> [Records of where elements are located]:
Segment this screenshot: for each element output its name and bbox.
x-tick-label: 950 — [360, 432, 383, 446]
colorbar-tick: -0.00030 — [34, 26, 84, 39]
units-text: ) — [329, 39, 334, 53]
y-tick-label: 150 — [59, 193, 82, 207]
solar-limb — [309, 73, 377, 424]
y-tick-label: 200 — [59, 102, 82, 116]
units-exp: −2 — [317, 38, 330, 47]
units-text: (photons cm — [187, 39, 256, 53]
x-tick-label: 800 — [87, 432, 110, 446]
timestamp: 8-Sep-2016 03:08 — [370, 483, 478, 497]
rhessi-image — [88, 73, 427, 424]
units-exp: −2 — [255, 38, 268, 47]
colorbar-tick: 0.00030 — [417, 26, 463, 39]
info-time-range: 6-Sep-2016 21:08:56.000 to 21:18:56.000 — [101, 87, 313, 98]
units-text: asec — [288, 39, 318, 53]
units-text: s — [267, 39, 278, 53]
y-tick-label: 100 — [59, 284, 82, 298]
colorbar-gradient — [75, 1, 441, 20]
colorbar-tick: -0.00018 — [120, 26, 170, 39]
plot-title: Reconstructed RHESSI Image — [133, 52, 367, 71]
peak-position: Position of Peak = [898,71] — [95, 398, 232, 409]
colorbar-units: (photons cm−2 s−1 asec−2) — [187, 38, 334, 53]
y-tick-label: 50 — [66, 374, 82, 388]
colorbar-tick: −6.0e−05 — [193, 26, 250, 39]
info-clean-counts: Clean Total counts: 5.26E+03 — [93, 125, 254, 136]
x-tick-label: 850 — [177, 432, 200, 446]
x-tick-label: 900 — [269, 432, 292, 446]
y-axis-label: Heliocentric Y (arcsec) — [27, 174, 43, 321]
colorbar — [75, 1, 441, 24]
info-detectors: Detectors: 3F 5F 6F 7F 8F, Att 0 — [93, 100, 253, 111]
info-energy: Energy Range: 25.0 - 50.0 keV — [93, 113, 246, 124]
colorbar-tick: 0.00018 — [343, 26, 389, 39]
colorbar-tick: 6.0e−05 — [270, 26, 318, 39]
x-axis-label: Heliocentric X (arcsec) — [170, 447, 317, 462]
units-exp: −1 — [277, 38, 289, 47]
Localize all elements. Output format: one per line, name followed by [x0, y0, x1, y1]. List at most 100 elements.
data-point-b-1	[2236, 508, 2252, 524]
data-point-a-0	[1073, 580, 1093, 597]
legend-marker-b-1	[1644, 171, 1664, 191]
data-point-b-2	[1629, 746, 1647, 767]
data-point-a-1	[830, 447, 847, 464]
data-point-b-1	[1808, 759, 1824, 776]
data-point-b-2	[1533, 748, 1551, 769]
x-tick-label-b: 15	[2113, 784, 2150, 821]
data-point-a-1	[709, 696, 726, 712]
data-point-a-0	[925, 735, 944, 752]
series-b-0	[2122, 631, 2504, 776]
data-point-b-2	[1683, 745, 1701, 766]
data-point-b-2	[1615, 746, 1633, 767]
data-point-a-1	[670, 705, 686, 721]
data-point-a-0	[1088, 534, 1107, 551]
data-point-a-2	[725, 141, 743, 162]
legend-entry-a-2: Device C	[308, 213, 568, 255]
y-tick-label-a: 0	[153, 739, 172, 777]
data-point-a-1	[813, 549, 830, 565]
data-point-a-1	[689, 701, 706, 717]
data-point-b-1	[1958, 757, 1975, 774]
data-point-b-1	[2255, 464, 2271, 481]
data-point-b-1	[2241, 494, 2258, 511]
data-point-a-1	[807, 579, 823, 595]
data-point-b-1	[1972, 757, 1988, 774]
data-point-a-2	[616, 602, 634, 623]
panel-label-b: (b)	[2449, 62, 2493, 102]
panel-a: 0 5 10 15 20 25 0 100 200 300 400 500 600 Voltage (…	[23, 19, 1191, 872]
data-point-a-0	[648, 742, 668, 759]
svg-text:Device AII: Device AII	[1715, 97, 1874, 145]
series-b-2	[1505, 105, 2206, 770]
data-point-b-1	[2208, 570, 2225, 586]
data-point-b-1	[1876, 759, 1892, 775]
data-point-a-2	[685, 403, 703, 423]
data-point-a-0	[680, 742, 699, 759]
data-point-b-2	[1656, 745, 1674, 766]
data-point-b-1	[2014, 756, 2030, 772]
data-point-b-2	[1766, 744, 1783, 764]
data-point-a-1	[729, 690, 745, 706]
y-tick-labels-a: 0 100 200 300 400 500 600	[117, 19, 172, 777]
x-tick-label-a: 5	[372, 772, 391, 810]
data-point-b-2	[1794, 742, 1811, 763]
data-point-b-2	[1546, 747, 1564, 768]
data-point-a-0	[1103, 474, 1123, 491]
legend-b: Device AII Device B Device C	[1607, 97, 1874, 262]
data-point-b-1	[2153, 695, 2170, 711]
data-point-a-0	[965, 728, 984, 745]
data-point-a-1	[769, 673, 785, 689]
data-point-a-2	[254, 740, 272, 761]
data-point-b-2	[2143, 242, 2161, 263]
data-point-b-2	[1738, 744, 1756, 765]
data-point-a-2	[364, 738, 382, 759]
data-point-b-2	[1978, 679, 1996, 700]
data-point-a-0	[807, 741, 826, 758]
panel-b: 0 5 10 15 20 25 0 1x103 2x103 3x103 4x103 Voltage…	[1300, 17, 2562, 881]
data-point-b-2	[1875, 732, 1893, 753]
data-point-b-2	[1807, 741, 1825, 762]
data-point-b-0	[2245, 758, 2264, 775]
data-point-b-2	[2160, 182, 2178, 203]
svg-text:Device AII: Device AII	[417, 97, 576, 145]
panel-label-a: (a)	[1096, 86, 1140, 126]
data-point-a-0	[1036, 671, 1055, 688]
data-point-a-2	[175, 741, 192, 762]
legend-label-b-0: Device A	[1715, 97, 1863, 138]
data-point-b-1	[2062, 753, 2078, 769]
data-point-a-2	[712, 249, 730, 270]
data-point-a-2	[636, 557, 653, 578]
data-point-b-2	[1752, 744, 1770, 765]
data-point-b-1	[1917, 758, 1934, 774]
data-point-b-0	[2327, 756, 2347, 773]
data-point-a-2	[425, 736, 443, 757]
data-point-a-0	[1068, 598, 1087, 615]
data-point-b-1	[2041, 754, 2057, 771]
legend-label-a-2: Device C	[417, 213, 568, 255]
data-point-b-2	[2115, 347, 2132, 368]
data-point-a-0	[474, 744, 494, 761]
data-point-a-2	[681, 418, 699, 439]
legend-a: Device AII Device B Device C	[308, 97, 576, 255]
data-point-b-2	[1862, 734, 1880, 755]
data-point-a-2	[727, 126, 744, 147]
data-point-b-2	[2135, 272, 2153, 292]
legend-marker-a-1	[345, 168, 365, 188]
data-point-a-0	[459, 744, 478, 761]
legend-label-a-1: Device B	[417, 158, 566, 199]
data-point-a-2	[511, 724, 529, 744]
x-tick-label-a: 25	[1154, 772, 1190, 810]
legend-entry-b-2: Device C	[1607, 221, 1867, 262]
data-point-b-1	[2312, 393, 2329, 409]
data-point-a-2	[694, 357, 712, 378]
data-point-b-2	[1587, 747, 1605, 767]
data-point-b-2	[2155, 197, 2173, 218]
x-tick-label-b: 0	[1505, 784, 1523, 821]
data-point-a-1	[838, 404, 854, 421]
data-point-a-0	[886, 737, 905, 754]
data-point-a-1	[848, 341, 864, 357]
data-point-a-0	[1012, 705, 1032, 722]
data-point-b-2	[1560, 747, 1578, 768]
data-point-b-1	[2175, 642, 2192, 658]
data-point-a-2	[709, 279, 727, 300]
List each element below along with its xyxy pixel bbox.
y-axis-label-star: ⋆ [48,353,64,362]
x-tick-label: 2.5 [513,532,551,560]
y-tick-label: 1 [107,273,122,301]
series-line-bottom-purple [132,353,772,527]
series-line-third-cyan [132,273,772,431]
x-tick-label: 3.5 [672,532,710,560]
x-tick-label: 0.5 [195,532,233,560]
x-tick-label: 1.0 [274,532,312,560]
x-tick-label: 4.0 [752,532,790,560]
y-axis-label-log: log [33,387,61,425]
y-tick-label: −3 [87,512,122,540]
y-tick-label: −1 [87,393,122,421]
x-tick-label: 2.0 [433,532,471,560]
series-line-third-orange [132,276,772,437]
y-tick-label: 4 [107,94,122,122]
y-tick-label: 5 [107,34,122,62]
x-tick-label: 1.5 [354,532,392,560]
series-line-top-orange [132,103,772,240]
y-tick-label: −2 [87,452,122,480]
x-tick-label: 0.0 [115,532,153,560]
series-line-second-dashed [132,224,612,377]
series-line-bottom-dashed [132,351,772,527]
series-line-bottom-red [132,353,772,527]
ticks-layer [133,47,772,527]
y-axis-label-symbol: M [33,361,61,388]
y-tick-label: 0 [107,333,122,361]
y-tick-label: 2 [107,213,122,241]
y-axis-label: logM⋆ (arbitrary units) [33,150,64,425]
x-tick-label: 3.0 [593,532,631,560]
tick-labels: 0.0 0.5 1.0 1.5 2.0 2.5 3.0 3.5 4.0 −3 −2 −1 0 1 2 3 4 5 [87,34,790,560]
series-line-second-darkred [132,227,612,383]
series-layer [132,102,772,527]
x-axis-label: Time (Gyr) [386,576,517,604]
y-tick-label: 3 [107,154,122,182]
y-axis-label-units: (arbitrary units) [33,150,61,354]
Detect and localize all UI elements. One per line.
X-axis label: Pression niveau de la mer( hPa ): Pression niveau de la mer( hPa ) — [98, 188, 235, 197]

> [DO THIS]:
Please output the material above, unchanged, from its first line through the line containing "rhessi-image — [88, 73, 427, 424]", including both of those lines.

> [COMPLETED EXERCISE]:
Segment this screenshot: for each element output its name and bbox.
x-tick-label: 950 — [360, 432, 383, 446]
colorbar-tick: -0.00030 — [34, 26, 84, 39]
units-text: ) — [329, 39, 334, 53]
y-tick-label: 150 — [59, 193, 82, 207]
solar-limb — [309, 73, 377, 424]
y-tick-label: 200 — [59, 102, 82, 116]
units-exp: −2 — [317, 38, 330, 47]
units-text: (photons cm — [187, 39, 256, 53]
x-tick-label: 800 — [87, 432, 110, 446]
timestamp: 8-Sep-2016 03:08 — [370, 483, 478, 497]
rhessi-image — [88, 73, 427, 424]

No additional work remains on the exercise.